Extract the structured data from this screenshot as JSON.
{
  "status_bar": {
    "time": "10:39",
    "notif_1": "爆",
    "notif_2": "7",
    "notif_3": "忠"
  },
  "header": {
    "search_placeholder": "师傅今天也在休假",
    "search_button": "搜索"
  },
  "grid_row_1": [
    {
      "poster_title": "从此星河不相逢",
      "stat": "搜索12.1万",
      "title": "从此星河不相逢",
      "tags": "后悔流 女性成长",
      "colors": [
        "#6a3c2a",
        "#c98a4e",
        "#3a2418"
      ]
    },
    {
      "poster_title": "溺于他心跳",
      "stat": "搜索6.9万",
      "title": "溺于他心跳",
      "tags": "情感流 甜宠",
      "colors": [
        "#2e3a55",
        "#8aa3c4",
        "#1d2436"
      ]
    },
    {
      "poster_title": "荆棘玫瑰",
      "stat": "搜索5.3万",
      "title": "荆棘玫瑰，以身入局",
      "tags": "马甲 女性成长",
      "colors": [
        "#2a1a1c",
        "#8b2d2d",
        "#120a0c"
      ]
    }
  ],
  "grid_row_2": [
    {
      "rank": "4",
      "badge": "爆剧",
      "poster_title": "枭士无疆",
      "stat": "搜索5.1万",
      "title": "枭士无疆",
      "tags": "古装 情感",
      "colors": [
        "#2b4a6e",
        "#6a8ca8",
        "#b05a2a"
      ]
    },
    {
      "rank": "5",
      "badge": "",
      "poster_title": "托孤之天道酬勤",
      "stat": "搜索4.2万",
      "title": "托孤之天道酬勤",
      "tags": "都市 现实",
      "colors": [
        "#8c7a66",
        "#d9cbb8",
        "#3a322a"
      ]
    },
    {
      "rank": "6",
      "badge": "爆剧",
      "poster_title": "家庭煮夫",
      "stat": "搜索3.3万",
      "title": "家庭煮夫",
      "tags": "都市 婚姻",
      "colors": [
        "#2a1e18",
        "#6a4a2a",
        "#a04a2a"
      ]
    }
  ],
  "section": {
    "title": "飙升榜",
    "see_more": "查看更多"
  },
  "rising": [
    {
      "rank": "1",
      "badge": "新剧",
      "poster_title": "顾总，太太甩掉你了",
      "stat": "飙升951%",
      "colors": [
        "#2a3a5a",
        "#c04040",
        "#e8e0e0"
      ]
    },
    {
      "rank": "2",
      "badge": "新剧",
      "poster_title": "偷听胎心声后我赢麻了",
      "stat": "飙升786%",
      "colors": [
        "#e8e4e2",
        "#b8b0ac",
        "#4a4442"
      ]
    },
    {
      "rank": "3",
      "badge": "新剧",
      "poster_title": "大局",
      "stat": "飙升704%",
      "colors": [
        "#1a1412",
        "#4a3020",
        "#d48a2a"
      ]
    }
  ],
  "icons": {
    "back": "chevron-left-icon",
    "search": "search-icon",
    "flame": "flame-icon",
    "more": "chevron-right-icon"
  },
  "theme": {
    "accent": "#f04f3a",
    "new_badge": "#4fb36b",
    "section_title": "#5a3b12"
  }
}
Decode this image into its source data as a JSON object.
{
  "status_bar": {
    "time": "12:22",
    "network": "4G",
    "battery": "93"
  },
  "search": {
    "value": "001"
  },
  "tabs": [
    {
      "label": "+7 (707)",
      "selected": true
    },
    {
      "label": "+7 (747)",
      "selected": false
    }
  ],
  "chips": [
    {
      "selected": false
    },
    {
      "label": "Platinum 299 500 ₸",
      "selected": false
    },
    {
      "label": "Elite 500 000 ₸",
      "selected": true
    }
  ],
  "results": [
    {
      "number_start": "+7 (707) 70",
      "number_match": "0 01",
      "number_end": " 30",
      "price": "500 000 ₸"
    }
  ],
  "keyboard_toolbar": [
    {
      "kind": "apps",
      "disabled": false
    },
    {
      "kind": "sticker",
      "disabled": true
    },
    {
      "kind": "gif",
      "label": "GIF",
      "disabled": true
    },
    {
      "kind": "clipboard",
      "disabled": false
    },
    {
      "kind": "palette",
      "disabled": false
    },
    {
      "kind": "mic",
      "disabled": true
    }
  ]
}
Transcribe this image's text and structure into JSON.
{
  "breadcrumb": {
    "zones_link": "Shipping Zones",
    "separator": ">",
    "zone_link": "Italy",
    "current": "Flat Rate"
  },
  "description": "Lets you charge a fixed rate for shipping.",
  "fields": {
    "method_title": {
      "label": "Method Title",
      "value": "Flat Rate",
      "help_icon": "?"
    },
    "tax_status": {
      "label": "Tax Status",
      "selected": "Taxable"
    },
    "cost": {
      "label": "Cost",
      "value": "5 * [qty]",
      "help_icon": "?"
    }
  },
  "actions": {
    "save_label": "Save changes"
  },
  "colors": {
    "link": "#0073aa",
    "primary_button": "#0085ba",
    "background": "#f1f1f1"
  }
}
:::::
> PROBLEM DESCRIPTION
Quote each line of the listing above exactly.

> WRITTEN SOLUTION
Extract the structured data from this screenshot as JSON.
{
  "status_bar": {
    "time": "10:39",
    "notif_1": "爆",
    "notif_2": "7",
    "notif_3": "忠"
  },
  "header": {
    "search_placeholder": "师傅今天也在休假",
    "search_button": "搜索"
  },
  "grid_row_1": [
    {
      "poster_title": "从此星河不相逢",
      "stat": "搜索12.1万",
      "title": "从此星河不相逢",
      "tags": "后悔流 女性成长",
      "colors": [
        "#6a3c2a",
        "#c98a4e",
        "#3a2418"
      ]
    },
    {
      "poster_title": "溺于他心跳",
      "stat": "搜索6.9万",
      "title": "溺于他心跳",
      "tags": "情感流 甜宠",
      "colors": [
        "#2e3a55",
        "#8aa3c4",
        "#1d2436"
      ]
    },
    {
      "poster_title": "荆棘玫瑰",
      "stat": "搜索5.3万",
      "title": "荆棘玫瑰，以身入局",
      "tags": "马甲 女性成长",
      "colors": [
        "#2a1a1c",
        "#8b2d2d",
        "#120a0c"
      ]
    }
  ],
  "grid_row_2": [
    {
      "rank": "4",
      "badge": "爆剧",
      "poster_title": "枭士无疆",
      "stat": "搜索5.1万",
      "title": "枭士无疆",
      "tags": "古装 情感",
      "colors": [
        "#2b4a6e",
        "#6a8ca8",
        "#b05a2a"
      ]
    },
    {
      "rank": "5",
      "badge": "",
      "poster_title": "托孤之天道酬勤",
      "stat": "搜索4.2万",
      "title": "托孤之天道酬勤",
      "tags": "都市 现实",
      "colors": [
        "#8c7a66",
        "#d9cbb8",
        "#3a322a"
      ]
    },
    {
      "rank": "6",
      "badge": "爆剧",
      "poster_title": "家庭煮夫",
      "stat": "搜索3.3万",
      "title": "家庭煮夫",
      "tags": "都市 婚姻",
      "colors": [
        "#2a1e18",
        "#6a4a2a",
        "#a04a2a"
      ]
    }
  ],
  "section": {
    "title": "飙升榜",
    "see_more": "查看更多"
  },
  "rising": [
    {
      "rank": "1",
      "badge": "新剧",
      "poster_title": "顾总，太太甩掉你了",
      "stat": "飙升951%",
      "colors": [
        "#2a3a5a",
        "#c04040",
        "#e8e0e0"
      ]
    },
    {
      "rank": "2",
      "badge": "新剧",
      "poster_title": "偷听胎心声后我赢麻了",
      "stat": "飙升786%",
      "colors": [
        "#e8e4e2",
        "#b8b0ac",
        "#4a4442"
      ]
    },
    {
      "rank": "3",
      "badge": "新剧",
      "poster_title": "大局",
      "stat": "飙升704%",
      "colors": [
        "#1a1412",
        "#4a3020",
        "#d48a2a"
      ]
    }
  ],
  "icons": {
    "back": "chevron-left-icon",
    "search": "search-icon",
    "flame": "flame-icon",
    "more": "chevron-right-icon"
  },
  "theme": {
    "accent": "#f04f3a",
    "new_badge": "#4fb36b",
    "section_title": "#5a3b12"
  }
}
Decode this image into its source data as a JSON object.
{
  "status_bar": {
    "time": "12:22",
    "network": "4G",
    "battery": "93"
  },
  "search": {
    "value": "001"
  },
  "tabs": [
    {
      "label": "+7 (707)",
      "selected": true
    },
    {
      "label": "+7 (747)",
      "selected": false
    }
  ],
  "chips": [
    {
      "selected": false
    },
    {
      "label": "Platinum 299 500 ₸",
      "selected": false
    },
    {
      "label": "Elite 500 000 ₸",
      "selected": true
    }
  ],
  "results": [
    {
      "number_start": "+7 (707) 70",
      "number_match": "0 01",
      "number_end": " 30",
      "price": "500 000 ₸"
    }
  ],
  "keyboard_toolbar": [
    {
      "kind": "apps",
      "disabled": false
    },
    {
      "kind": "sticker",
      "disabled": true
    },
    {
      "kind": "gif",
      "label": "GIF",
      "disabled": true
    },
    {
      "kind": "clipboard",
      "disabled": false
    },
    {
      "kind": "palette",
      "disabled": false
    },
    {
      "kind": "mic",
      "disabled": true
    }
  ]
}
Transcribe this image's text and structure into JSON.
{
  "breadcrumb": {
    "zones_link": "Shipping Zones",
    "separator": ">",
    "zone_link": "Italy",
    "current": "Flat Rate"
  },
  "description": "Lets you charge a fixed rate for shipping.",
  "fields": {
    "method_title": {
      "label": "Method Title",
      "value": "Flat Rate",
      "help_icon": "?"
    },
    "tax_status": {
      "label": "Tax Status",
      "selected": "Taxable"
    },
    "cost": {
      "label": "Cost",
      "value": "5 * [qty]",
      "help_icon": "?"
    }
  },
  "actions": {
    "save_label": "Save changes"
  },
  "colors": {
    "link": "#0073aa",
    "primary_button": "#0085ba",
    "background": "#f1f1f1"
  }
}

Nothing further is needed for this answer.